# [Provided material]
##########
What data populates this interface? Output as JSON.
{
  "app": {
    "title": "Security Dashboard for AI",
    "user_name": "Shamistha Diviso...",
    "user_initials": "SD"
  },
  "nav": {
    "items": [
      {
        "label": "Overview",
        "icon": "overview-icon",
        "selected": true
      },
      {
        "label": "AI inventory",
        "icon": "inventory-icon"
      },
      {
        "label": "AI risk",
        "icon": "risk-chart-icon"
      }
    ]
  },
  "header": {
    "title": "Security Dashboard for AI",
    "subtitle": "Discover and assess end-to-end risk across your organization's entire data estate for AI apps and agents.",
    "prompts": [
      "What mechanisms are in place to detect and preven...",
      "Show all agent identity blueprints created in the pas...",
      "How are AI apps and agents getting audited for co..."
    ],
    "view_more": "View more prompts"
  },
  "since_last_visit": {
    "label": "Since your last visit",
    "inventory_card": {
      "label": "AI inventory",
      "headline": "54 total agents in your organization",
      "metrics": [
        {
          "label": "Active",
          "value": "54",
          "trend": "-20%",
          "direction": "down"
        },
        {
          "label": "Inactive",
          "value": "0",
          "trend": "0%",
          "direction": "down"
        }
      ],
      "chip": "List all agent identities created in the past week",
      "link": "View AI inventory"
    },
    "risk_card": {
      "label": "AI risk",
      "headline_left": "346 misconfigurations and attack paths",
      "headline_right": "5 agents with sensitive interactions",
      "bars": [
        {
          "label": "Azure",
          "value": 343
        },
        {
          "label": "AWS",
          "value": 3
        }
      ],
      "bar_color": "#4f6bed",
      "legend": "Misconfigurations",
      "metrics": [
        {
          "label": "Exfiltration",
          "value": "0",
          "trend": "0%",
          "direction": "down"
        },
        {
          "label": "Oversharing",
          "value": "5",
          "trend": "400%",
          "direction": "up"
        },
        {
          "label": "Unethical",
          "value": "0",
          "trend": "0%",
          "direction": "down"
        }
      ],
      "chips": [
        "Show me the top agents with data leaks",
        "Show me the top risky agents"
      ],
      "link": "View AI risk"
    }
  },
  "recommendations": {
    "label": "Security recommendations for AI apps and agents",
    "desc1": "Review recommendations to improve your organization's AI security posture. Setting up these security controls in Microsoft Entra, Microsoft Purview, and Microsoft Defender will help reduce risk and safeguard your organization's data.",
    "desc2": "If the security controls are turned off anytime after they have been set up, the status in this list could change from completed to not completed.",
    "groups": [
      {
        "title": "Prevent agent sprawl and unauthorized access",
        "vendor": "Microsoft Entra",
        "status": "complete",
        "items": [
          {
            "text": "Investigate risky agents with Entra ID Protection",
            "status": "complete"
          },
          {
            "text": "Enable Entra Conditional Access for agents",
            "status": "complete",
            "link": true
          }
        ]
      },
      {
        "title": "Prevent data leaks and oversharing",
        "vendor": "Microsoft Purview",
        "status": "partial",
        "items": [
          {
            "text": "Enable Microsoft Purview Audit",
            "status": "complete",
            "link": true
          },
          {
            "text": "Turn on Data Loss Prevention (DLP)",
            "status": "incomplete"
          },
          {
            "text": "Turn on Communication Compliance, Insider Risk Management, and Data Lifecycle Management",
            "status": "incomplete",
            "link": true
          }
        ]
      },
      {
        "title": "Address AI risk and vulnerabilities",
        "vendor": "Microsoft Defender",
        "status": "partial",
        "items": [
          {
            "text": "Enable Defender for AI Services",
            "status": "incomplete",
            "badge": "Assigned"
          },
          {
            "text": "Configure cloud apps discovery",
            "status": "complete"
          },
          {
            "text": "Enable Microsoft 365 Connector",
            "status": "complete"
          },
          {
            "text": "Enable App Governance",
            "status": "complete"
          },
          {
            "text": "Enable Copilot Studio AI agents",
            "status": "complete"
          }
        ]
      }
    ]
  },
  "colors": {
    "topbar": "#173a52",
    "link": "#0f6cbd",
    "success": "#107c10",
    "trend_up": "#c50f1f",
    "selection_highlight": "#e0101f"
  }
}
##########
# [Exercise details]
Find the lines holding "text" and list every one.

# [Answer for this exercise]
            "text": "Investigate risky agents with Entra ID Protection",
            "text": "Enable Entra Conditional Access for agents",
            "text": "Enable Microsoft Purview Audit",
            "text": "Turn on Data Loss Prevention (DLP)",
            "text": "Turn on Communication Compliance, Insider Risk Management, and Data Lifecycle Management",
            "text": "Enable Defender for AI Services",
            "text": "Configure cloud apps discovery",
            "text": "Enable Microsoft 365 Connector",
            "text": "Enable App Governance",
            "text": "Enable Copilot Studio AI agents",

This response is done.